WHAT YOU HAVE TO DO:
Pick out the lines below that contain the string "frac" and copy them all.

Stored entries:
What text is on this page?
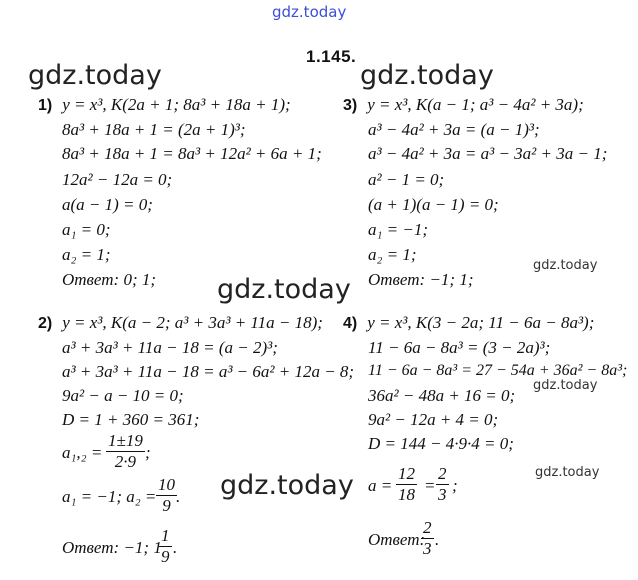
gdz.today
gdz.today	gdz.today
gdz.today
gdz.today
gdz.today
gdz.today
gdz.today
1.145.
1) y = x³, K(2a + 1; 8a³ + 18a + 1);
8a³ + 18a + 1 = (2a + 1)³;
8a³ + 18a + 1 = 8a³ + 12a² + 6a + 1;
12a² − 12a = 0;
a(a − 1) = 0;
a₁ = 0;
a₂ = 1;
Ответ: 0; 1;
3) y = x³, K(a − 1; a³ − 4a² + 3a);
a³ − 4a² + 3a = (a − 1)³;
a³ − 4a² + 3a = a³ − 3a² + 3a − 1;
a² − 1 = 0;
(a + 1)(a − 1) = 0;
a₁ = −1;
a₂ = 1;
Ответ: −1; 1;
2) y = x³, K(a − 2; a³ + 3a³ + 11a − 18);
a³ + 3a³ + 11a − 18 = (a − 2)³;
a³ + 3a³ + 11a − 18 = a³ − 6a² + 12a − 8;
9a² − a − 10 = 0;
D = 1 + 360 = 361;
$a_1,_2 = \frac{1\pm 19}{2\cdot 9}$ ;
a₁ = −1; $a_2 = \frac{10}{9}$ .
Ответ: −1; 1
$\frac{1}{9}$ .
4) y = x³, K(3 − 2a; 11 − 6a − 8a³);
11 − 6a − 8a³ = (3 − 2a)³;
11 − 6a − 8a³ = 27 − 54a + 36a² − 8a³;
36a² − 48a + 16 = 0;
9a² − 12a + 4 = 0;
D = 144 − 4·9·4 = 0;
$a = \frac{12}{18} = \frac{2}{3}$ ;
Ответ:
$\frac{2}{3}$ .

ANSWER TO THE TASK:
$a_1,_2 = \frac{1\pm 19}{2\cdot 9}$ ;
a₁ = −1; $a_2 = \frac{10}{9}$ .
$\frac{1}{9}$ .
$a = \frac{12}{18} = \frac{2}{3}$ ;
$\frac{2}{3}$ .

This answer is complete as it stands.